═══ Rows
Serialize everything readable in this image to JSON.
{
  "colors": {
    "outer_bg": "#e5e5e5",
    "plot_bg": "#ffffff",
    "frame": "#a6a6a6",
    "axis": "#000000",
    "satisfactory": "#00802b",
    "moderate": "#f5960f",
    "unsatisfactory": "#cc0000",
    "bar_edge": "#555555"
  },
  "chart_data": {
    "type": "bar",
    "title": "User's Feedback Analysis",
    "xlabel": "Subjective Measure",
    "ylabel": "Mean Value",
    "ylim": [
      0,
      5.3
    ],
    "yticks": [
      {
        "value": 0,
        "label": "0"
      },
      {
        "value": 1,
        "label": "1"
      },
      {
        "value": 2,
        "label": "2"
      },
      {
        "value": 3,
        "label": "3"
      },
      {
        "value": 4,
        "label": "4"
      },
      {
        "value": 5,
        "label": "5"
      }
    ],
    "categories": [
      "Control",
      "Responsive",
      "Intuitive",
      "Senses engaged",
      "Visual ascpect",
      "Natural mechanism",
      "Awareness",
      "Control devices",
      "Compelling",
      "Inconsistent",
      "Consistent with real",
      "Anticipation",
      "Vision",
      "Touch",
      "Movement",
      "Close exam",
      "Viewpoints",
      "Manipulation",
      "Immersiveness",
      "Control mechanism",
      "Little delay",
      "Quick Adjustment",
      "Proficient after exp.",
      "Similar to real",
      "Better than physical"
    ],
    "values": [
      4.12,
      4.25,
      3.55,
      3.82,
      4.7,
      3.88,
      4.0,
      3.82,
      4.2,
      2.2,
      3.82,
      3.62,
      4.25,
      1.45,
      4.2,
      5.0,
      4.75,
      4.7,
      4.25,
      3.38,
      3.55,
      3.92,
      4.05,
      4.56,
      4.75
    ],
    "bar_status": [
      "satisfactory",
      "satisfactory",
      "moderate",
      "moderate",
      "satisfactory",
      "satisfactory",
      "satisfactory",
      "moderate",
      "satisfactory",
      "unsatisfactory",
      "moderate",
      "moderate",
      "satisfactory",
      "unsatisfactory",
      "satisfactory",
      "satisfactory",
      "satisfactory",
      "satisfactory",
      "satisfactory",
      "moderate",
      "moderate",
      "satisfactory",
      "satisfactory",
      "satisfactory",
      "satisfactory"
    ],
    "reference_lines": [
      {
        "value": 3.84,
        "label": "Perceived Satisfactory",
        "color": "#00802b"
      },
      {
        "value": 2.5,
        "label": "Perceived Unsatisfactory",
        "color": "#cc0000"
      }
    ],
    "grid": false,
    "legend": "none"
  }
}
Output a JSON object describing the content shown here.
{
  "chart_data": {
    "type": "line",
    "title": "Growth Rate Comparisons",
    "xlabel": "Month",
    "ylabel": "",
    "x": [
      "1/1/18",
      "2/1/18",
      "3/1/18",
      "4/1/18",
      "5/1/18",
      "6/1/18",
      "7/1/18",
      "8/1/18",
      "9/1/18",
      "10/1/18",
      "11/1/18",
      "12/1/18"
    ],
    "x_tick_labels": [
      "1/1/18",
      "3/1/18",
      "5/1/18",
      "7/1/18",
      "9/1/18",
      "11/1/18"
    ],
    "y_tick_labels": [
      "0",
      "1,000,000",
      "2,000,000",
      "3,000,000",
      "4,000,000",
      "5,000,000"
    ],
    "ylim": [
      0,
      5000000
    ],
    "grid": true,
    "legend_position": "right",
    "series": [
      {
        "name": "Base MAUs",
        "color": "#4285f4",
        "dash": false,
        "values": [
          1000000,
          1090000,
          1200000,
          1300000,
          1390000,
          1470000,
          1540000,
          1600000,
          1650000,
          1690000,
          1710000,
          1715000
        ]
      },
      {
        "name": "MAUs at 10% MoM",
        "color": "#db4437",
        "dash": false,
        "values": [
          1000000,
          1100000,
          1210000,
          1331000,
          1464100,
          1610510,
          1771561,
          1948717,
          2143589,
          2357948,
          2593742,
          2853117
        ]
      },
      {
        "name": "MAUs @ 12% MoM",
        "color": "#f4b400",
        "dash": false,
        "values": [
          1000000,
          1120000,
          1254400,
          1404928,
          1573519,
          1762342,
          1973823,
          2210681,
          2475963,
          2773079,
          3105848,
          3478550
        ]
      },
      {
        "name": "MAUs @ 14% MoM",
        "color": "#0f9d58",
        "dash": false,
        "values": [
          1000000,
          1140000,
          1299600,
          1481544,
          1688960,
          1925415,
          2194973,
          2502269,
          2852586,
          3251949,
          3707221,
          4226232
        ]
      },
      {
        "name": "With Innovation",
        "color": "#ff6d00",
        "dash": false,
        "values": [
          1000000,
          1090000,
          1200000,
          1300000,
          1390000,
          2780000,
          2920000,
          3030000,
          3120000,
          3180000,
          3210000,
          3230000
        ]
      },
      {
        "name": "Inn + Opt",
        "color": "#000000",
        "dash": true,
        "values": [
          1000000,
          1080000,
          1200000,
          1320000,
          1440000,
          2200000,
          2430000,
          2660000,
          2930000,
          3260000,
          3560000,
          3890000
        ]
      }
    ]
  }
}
══════
Instruction >> Write every entry out again exactly.

Full solution >>
Serialize everything readable in this image to JSON.
{
  "colors": {
    "outer_bg": "#e5e5e5",
    "plot_bg": "#ffffff",
    "frame": "#a6a6a6",
    "axis": "#000000",
    "satisfactory": "#00802b",
    "moderate": "#f5960f",
    "unsatisfactory": "#cc0000",
    "bar_edge": "#555555"
  },
  "chart_data": {
    "type": "bar",
    "title": "User's Feedback Analysis",
    "xlabel": "Subjective Measure",
    "ylabel": "Mean Value",
    "ylim": [
      0,
      5.3
    ],
    "yticks": [
      {
        "value": 0,
        "label": "0"
      },
      {
        "value": 1,
        "label": "1"
      },
      {
        "value": 2,
        "label": "2"
      },
      {
        "value": 3,
        "label": "3"
      },
      {
        "value": 4,
        "label": "4"
      },
      {
        "value": 5,
        "label": "5"
      }
    ],
    "categories": [
      "Control",
      "Responsive",
      "Intuitive",
      "Senses engaged",
      "Visual ascpect",
      "Natural mechanism",
      "Awareness",
      "Control devices",
      "Compelling",
      "Inconsistent",
      "Consistent with real",
      "Anticipation",
      "Vision",
      "Touch",
      "Movement",
      "Close exam",
      "Viewpoints",
      "Manipulation",
      "Immersiveness",
      "Control mechanism",
      "Little delay",
      "Quick Adjustment",
      "Proficient after exp.",
      "Similar to real",
      "Better than physical"
    ],
    "values": [
      4.12,
      4.25,
      3.55,
      3.82,
      4.7,
      3.88,
      4.0,
      3.82,
      4.2,
      2.2,
      3.82,
      3.62,
      4.25,
      1.45,
      4.2,
      5.0,
      4.75,
      4.7,
      4.25,
      3.38,
      3.55,
      3.92,
      4.05,
      4.56,
      4.75
    ],
    "bar_status": [
      "satisfactory",
      "satisfactory",
      "moderate",
      "moderate",
      "satisfactory",
      "satisfactory",
      "satisfactory",
      "moderate",
      "satisfactory",
      "unsatisfactory",
      "moderate",
      "moderate",
      "satisfactory",
      "unsatisfactory",
      "satisfactory",
      "satisfactory",
      "satisfactory",
      "satisfactory",
      "satisfactory",
      "moderate",
      "moderate",
      "satisfactory",
      "satisfactory",
      "satisfactory",
      "satisfactory"
    ],
    "reference_lines": [
      {
        "value": 3.84,
        "label": "Perceived Satisfactory",
        "color": "#00802b"
      },
      {
        "value": 2.5,
        "label": "Perceived Unsatisfactory",
        "color": "#cc0000"
      }
    ],
    "grid": false,
    "legend": "none"
  }
}
Output a JSON object describing the content shown here.
{
  "chart_data": {
    "type": "line",
    "title": "Growth Rate Comparisons",
    "xlabel": "Month",
    "ylabel": "",
    "x": [
      "1/1/18",
      "2/1/18",
      "3/1/18",
      "4/1/18",
      "5/1/18",
      "6/1/18",
      "7/1/18",
      "8/1/18",
      "9/1/18",
      "10/1/18",
      "11/1/18",
      "12/1/18"
    ],
    "x_tick_labels": [
      "1/1/18",
      "3/1/18",
      "5/1/18",
      "7/1/18",
      "9/1/18",
      "11/1/18"
    ],
    "y_tick_labels": [
      "0",
      "1,000,000",
      "2,000,000",
      "3,000,000",
      "4,000,000",
      "5,000,000"
    ],
    "ylim": [
      0,
      5000000
    ],
    "grid": true,
    "legend_position": "right",
    "series": [
      {
        "name": "Base MAUs",
        "color": "#4285f4",
        "dash": false,
        "values": [
          1000000,
          1090000,
          1200000,
          1300000,
          1390000,
          1470000,
          1540000,
          1600000,
          1650000,
          1690000,
          1710000,
          1715000
        ]
      },
      {
        "name": "MAUs at 10% MoM",
        "color": "#db4437",
        "dash": false,
        "values": [
          1000000,
          1100000,
          1210000,
          1331000,
          1464100,
          1610510,
          1771561,
          1948717,
          2143589,
          2357948,
          2593742,
          2853117
        ]
      },
      {
        "name": "MAUs @ 12% MoM",
        "color": "#f4b400",
        "dash": false,
        "values": [
          1000000,
          1120000,
          1254400,
          1404928,
          1573519,
          1762342,
          1973823,
          2210681,
          2475963,
          2773079,
          3105848,
          3478550
        ]
      },
      {
        "name": "MAUs @ 14% MoM",
        "color": "#0f9d58",
        "dash": false,
        "values": [
          1000000,
          1140000,
          1299600,
          1481544,
          1688960,
          1925415,
          2194973,
          2502269,
          2852586,
          3251949,
          3707221,
          4226232
        ]
      },
      {
        "name": "With Innovation",
        "color": "#ff6d00",
        "dash": false,
        "values": [
          1000000,
          1090000,
          1200000,
          1300000,
          1390000,
          2780000,
          2920000,
          3030000,
          3120000,
          3180000,
          3210000,
          3230000
        ]
      },
      {
        "name": "Inn + Opt",
        "color": "#000000",
        "dash": true,
        "values": [
          1000000,
          1080000,
          1200000,
          1320000,
          1440000,
          2200000,
          2430000,
          2660000,
          2930000,
          3260000,
          3560000,
          3890000
        ]
      }
    ]
  }
}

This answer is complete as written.